**WRITTEN REQUEST:** Check each line of the entries below for the string "xlabel"; copy every line where it appears.

**MATERIAL PROVIDED:**
[Begin]

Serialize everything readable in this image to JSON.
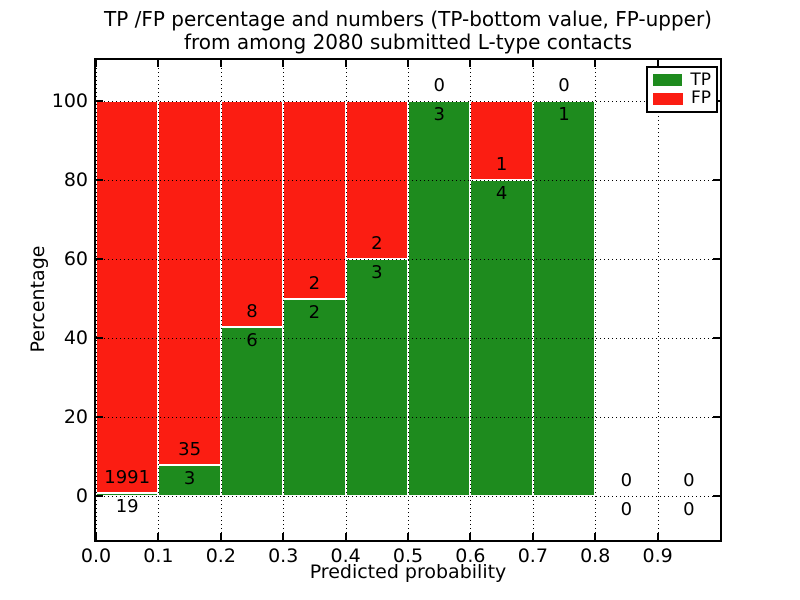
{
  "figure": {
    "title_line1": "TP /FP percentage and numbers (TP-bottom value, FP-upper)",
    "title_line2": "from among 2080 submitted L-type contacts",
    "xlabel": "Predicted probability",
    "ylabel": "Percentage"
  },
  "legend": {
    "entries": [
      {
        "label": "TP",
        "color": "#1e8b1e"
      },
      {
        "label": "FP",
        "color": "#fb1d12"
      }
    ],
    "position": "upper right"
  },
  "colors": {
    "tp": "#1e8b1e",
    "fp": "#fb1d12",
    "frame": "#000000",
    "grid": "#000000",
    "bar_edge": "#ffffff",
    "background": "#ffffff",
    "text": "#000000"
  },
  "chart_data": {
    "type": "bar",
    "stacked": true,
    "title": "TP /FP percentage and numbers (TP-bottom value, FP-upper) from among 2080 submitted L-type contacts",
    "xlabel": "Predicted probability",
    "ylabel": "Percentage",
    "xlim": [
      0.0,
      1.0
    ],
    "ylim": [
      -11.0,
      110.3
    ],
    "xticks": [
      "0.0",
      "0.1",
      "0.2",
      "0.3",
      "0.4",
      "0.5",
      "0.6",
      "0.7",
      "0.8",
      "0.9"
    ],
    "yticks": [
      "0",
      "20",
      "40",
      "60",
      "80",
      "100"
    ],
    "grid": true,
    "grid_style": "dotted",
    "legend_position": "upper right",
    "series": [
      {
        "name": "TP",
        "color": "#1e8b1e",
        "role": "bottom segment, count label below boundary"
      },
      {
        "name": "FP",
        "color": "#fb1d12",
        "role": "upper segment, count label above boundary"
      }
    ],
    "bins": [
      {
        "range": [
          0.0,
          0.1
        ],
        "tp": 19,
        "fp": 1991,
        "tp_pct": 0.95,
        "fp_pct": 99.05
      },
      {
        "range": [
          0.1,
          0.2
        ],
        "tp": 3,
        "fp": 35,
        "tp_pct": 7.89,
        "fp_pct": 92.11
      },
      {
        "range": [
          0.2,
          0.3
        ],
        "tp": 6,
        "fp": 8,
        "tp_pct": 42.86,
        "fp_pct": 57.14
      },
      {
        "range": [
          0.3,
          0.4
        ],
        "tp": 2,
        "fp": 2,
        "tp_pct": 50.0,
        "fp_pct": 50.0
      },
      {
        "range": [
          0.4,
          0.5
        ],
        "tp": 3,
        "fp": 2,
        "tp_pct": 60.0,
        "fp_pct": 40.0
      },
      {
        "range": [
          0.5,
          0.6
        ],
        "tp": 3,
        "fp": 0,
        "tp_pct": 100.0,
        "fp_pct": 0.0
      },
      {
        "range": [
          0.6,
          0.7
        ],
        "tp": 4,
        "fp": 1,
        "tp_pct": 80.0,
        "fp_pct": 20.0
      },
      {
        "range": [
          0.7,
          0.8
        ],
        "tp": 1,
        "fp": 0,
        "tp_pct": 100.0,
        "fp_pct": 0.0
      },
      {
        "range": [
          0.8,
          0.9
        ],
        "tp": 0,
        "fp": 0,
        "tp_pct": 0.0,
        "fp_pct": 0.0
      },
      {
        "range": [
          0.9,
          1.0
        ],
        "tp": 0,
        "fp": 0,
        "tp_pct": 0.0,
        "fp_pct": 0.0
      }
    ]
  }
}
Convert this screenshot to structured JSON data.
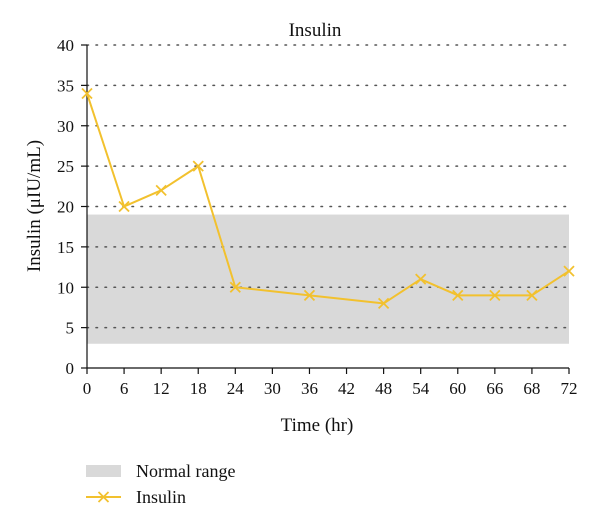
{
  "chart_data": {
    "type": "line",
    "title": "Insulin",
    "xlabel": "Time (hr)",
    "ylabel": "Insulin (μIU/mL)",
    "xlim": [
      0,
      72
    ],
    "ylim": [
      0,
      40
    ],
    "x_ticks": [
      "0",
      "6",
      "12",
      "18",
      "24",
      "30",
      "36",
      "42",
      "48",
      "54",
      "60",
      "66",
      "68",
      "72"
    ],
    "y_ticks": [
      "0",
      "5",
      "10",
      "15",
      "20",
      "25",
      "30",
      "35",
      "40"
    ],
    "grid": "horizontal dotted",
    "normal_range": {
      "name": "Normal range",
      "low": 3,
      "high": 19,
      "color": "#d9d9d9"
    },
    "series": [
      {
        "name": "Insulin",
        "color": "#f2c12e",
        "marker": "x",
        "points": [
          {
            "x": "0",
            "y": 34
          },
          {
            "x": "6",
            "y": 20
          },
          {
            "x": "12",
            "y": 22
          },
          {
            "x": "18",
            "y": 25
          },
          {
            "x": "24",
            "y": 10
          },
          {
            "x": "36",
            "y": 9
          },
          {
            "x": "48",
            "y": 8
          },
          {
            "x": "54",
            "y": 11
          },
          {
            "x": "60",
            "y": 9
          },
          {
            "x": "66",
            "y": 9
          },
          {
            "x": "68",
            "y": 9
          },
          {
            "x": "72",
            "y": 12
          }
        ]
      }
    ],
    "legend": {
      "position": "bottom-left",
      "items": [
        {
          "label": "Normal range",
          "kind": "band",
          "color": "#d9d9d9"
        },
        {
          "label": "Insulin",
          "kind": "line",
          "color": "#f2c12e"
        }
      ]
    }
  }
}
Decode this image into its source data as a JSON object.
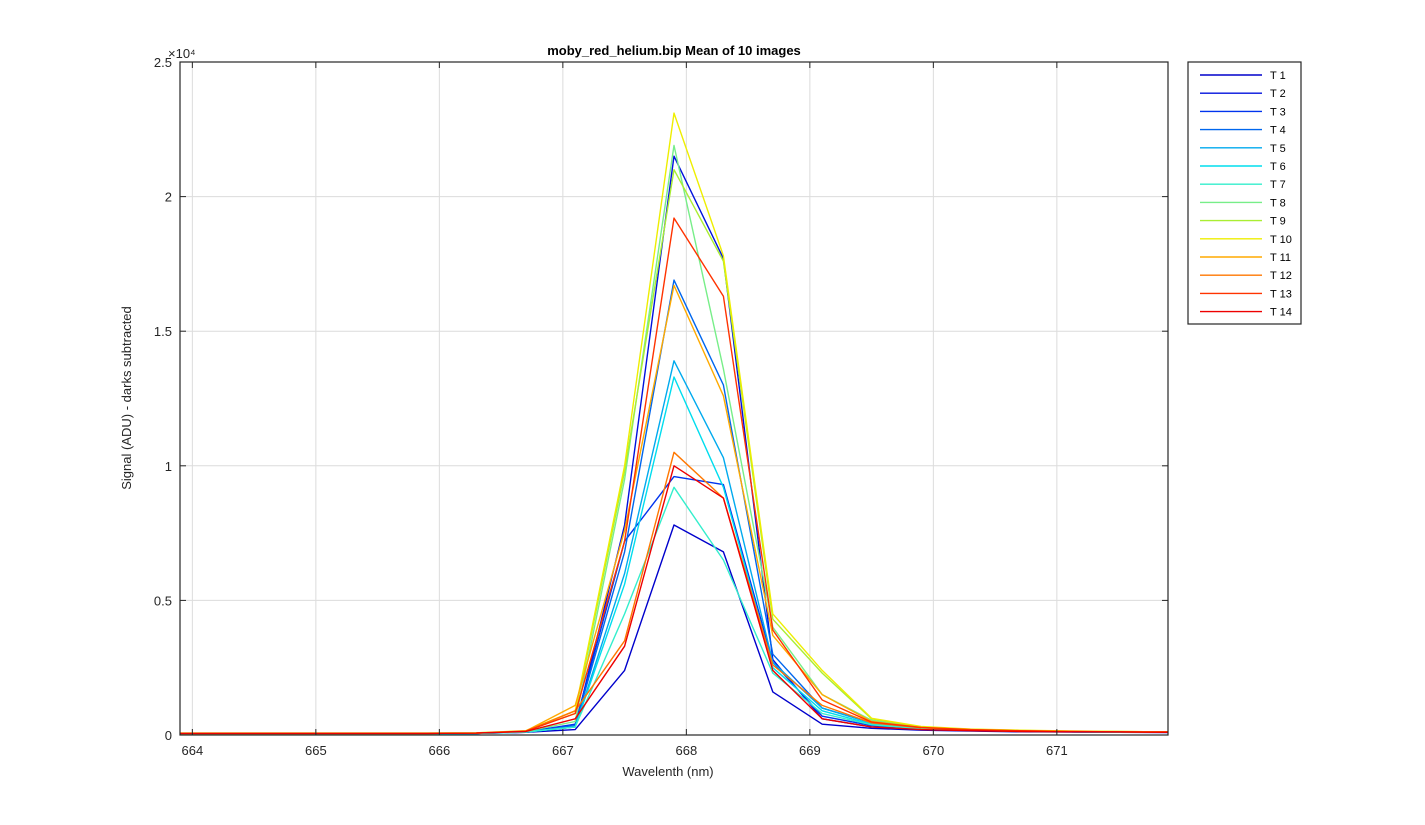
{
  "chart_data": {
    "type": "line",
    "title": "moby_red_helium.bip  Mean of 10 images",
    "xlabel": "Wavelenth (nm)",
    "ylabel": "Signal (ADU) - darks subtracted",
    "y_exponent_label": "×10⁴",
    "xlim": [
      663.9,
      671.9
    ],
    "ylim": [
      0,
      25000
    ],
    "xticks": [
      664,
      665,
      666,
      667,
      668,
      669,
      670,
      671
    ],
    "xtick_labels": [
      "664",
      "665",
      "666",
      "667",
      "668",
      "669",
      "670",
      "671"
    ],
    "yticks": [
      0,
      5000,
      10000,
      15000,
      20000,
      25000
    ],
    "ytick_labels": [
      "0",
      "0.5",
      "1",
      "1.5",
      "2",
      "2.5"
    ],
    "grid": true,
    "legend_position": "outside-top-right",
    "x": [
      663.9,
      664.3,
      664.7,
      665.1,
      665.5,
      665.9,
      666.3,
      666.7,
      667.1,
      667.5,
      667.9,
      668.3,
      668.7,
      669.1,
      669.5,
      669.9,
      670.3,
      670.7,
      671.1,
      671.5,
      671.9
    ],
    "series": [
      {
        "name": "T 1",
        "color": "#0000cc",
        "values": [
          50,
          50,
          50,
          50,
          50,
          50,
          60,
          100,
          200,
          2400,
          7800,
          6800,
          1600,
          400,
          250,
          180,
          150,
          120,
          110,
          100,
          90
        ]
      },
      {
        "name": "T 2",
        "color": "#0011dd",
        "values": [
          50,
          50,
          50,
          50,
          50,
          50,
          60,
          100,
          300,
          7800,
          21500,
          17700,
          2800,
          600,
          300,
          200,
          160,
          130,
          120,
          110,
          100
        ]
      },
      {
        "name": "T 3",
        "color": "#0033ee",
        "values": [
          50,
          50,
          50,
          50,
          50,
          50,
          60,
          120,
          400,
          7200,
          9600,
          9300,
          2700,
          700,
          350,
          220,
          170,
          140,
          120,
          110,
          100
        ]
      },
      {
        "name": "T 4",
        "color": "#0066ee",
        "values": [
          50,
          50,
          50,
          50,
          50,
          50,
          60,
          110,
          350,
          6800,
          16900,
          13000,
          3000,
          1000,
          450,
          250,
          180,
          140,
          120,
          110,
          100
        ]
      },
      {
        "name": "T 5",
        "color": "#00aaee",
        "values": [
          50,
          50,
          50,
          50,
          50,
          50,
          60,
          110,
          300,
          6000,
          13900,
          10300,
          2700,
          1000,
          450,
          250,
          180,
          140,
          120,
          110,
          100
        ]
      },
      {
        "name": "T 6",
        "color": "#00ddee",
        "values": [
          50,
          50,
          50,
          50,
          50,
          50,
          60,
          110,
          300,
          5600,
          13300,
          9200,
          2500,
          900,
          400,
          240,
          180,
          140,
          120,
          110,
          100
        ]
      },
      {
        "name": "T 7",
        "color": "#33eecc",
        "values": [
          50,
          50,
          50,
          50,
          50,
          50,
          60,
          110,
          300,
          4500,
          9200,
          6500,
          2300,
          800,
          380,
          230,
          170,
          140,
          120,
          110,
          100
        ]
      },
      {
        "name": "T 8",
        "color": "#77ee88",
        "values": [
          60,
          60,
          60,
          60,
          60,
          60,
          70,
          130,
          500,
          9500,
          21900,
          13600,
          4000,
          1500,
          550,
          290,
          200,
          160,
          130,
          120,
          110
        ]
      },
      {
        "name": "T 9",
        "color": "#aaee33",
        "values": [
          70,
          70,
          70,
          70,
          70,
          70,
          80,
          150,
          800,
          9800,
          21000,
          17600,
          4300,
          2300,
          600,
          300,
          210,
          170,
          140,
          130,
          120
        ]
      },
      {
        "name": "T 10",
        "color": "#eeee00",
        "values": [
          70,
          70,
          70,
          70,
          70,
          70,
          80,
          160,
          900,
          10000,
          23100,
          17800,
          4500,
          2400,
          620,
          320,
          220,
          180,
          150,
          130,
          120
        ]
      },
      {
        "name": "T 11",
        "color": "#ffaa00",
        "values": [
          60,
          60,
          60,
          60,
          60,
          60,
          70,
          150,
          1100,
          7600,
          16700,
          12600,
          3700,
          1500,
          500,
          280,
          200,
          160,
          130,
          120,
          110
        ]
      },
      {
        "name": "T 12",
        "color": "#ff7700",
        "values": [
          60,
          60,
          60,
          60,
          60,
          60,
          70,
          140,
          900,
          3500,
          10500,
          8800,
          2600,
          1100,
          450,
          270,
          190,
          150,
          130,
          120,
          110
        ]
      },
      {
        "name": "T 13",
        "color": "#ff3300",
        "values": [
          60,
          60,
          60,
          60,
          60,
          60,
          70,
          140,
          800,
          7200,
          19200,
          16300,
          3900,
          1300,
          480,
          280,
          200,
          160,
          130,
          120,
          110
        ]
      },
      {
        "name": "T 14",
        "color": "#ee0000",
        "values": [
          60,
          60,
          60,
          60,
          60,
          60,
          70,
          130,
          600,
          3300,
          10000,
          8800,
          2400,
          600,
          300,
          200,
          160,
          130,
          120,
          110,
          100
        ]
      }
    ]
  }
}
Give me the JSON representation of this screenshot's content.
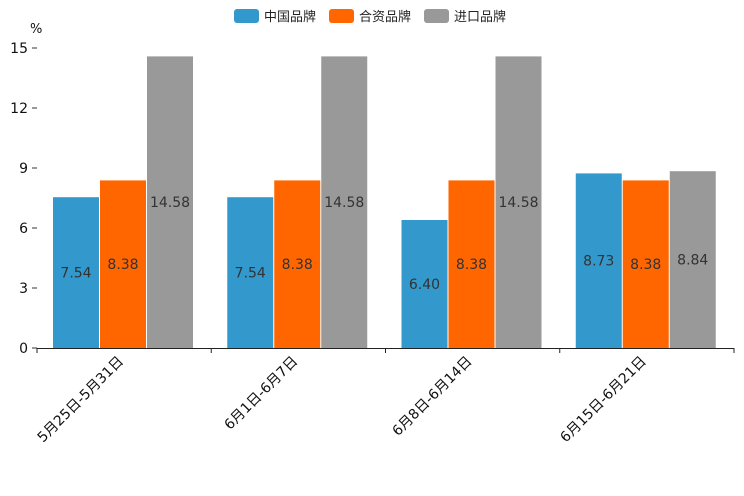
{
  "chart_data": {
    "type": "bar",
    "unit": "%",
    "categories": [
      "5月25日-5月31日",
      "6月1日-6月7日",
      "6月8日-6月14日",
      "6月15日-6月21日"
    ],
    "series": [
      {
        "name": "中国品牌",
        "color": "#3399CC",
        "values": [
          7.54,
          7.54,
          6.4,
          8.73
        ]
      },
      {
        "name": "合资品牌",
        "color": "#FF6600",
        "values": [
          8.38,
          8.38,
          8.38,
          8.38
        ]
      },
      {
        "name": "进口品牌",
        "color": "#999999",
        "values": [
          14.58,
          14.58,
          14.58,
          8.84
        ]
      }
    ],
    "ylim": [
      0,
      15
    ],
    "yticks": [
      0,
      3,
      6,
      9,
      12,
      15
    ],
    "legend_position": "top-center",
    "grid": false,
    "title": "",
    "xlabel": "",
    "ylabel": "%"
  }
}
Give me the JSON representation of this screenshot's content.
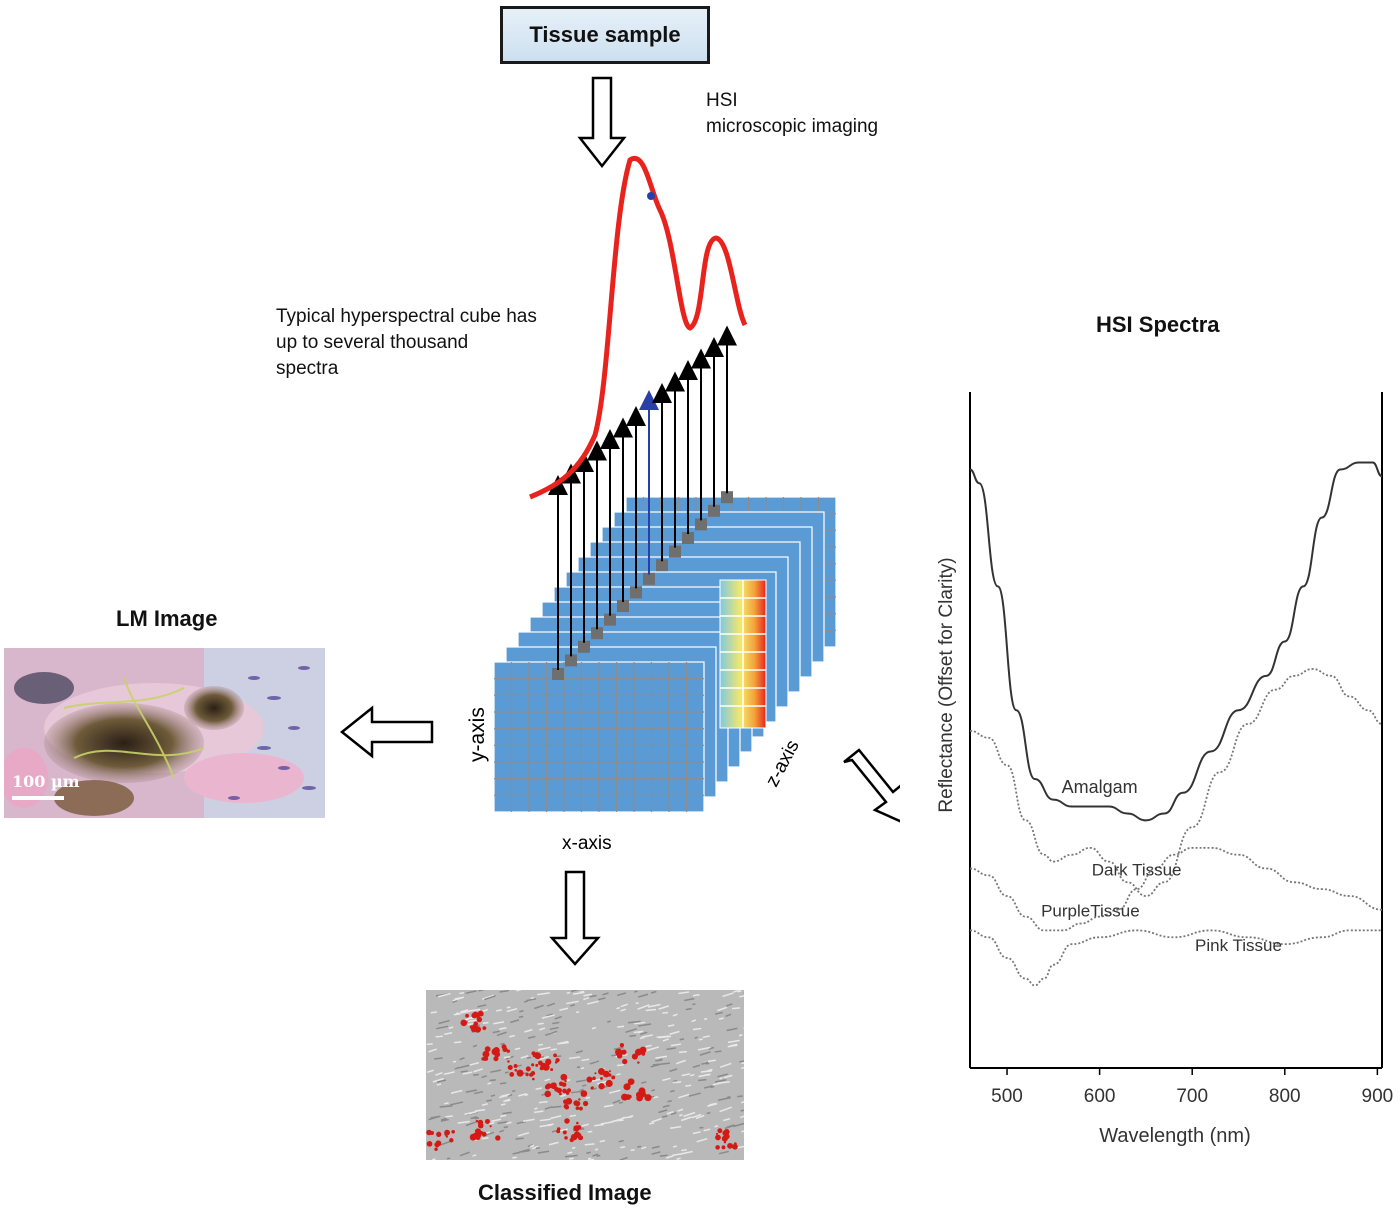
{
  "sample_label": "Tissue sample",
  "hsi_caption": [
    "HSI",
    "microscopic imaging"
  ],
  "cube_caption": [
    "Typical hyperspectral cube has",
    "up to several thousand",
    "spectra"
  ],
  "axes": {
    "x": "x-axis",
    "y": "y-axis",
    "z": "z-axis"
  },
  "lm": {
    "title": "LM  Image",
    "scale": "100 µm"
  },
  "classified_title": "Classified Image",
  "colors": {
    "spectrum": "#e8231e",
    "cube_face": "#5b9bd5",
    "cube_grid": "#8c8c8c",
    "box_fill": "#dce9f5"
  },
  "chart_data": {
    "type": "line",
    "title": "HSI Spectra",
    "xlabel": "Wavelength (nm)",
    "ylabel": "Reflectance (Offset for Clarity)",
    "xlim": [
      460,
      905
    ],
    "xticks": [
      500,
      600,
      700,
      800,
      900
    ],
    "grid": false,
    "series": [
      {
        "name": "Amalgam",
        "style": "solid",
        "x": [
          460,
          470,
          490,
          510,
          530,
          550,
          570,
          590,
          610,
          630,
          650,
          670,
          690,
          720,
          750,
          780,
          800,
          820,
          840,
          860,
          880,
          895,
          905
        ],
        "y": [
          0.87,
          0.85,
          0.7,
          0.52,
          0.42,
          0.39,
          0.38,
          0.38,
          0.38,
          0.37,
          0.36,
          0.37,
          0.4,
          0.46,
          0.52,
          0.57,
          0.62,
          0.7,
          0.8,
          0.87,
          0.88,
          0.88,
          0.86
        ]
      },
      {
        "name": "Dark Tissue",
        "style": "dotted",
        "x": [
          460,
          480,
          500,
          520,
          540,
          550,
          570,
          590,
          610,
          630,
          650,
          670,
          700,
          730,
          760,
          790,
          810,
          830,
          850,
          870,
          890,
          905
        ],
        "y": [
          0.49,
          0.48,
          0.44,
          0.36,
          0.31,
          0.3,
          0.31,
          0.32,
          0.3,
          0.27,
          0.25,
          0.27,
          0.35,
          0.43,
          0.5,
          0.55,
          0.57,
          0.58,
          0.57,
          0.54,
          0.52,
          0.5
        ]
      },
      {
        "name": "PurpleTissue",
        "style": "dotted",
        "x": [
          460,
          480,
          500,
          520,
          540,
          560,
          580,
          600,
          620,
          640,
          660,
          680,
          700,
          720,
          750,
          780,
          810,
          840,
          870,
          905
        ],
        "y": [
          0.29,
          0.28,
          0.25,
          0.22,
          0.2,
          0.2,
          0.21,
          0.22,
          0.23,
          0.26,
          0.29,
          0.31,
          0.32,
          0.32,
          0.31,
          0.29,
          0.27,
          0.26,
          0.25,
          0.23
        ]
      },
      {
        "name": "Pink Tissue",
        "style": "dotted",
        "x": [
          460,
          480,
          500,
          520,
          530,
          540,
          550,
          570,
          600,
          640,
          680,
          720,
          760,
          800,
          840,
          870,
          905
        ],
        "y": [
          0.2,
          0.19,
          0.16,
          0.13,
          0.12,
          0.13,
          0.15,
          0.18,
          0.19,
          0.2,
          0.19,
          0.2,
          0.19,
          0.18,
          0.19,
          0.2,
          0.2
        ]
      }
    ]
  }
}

[End]

**EXPECTED ANSWER:**
    "xlabel": "Predicted probability",
    "xlabel": "Predicted probability",
    "xlabel": "Time (hr)",
    "xlabel": "Wavelenth (nm)",
    "xlabel": "",
    "xlabel": "Wavelength (nm)",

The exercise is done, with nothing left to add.